**Task directions:** Are you able to quote each entry exactly as written?
───── Entries provided
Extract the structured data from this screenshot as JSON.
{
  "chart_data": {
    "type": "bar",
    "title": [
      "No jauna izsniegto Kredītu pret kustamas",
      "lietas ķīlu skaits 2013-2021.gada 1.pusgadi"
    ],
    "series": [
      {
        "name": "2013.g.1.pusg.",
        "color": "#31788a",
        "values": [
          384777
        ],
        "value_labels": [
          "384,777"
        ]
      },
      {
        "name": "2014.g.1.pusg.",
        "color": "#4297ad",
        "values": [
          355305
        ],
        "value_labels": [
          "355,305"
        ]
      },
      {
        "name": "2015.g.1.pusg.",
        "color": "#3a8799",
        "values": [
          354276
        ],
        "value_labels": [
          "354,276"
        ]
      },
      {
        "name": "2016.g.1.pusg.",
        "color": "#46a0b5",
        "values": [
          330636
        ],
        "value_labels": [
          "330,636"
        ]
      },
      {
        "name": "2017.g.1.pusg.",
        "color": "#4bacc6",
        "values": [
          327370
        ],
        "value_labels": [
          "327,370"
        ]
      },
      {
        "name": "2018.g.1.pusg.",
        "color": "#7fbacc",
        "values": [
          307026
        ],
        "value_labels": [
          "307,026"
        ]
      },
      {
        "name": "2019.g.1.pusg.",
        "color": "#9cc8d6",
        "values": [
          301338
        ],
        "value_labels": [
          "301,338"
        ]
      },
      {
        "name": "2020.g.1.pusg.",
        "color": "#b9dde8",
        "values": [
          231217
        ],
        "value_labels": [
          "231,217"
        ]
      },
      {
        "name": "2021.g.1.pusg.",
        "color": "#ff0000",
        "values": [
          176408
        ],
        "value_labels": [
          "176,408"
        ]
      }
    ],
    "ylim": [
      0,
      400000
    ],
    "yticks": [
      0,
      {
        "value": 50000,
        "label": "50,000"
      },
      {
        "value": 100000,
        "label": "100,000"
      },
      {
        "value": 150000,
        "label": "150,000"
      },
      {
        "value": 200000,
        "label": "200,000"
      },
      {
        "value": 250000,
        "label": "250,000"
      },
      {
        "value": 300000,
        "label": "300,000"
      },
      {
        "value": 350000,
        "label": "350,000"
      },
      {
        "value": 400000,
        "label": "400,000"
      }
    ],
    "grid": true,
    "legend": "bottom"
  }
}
──────────
**The solution:**
Extract the structured data from this screenshot as JSON.
{
  "chart_data": {
    "type": "bar",
    "title": [
      "No jauna izsniegto Kredītu pret kustamas",
      "lietas ķīlu skaits 2013-2021.gada 1.pusgadi"
    ],
    "series": [
      {
        "name": "2013.g.1.pusg.",
        "color": "#31788a",
        "values": [
          384777
        ],
        "value_labels": [
          "384,777"
        ]
      },
      {
        "name": "2014.g.1.pusg.",
        "color": "#4297ad",
        "values": [
          355305
        ],
        "value_labels": [
          "355,305"
        ]
      },
      {
        "name": "2015.g.1.pusg.",
        "color": "#3a8799",
        "values": [
          354276
        ],
        "value_labels": [
          "354,276"
        ]
      },
      {
        "name": "2016.g.1.pusg.",
        "color": "#46a0b5",
        "values": [
          330636
        ],
        "value_labels": [
          "330,636"
        ]
      },
      {
        "name": "2017.g.1.pusg.",
        "color": "#4bacc6",
        "values": [
          327370
        ],
        "value_labels": [
          "327,370"
        ]
      },
      {
        "name": "2018.g.1.pusg.",
        "color": "#7fbacc",
        "values": [
          307026
        ],
        "value_labels": [
          "307,026"
        ]
      },
      {
        "name": "2019.g.1.pusg.",
        "color": "#9cc8d6",
        "values": [
          301338
        ],
        "value_labels": [
          "301,338"
        ]
      },
      {
        "name": "2020.g.1.pusg.",
        "color": "#b9dde8",
        "values": [
          231217
        ],
        "value_labels": [
          "231,217"
        ]
      },
      {
        "name": "2021.g.1.pusg.",
        "color": "#ff0000",
        "values": [
          176408
        ],
        "value_labels": [
          "176,408"
        ]
      }
    ],
    "ylim": [
      0,
      400000
    ],
    "yticks": [
      0,
      {
        "value": 50000,
        "label": "50,000"
      },
      {
        "value": 100000,
        "label": "100,000"
      },
      {
        "value": 150000,
        "label": "150,000"
      },
      {
        "value": 200000,
        "label": "200,000"
      },
      {
        "value": 250000,
        "label": "250,000"
      },
      {
        "value": 300000,
        "label": "300,000"
      },
      {
        "value": 350000,
        "label": "350,000"
      },
      {
        "value": 400000,
        "label": "400,000"
      }
    ],
    "grid": true,
    "legend": "bottom"
  }
}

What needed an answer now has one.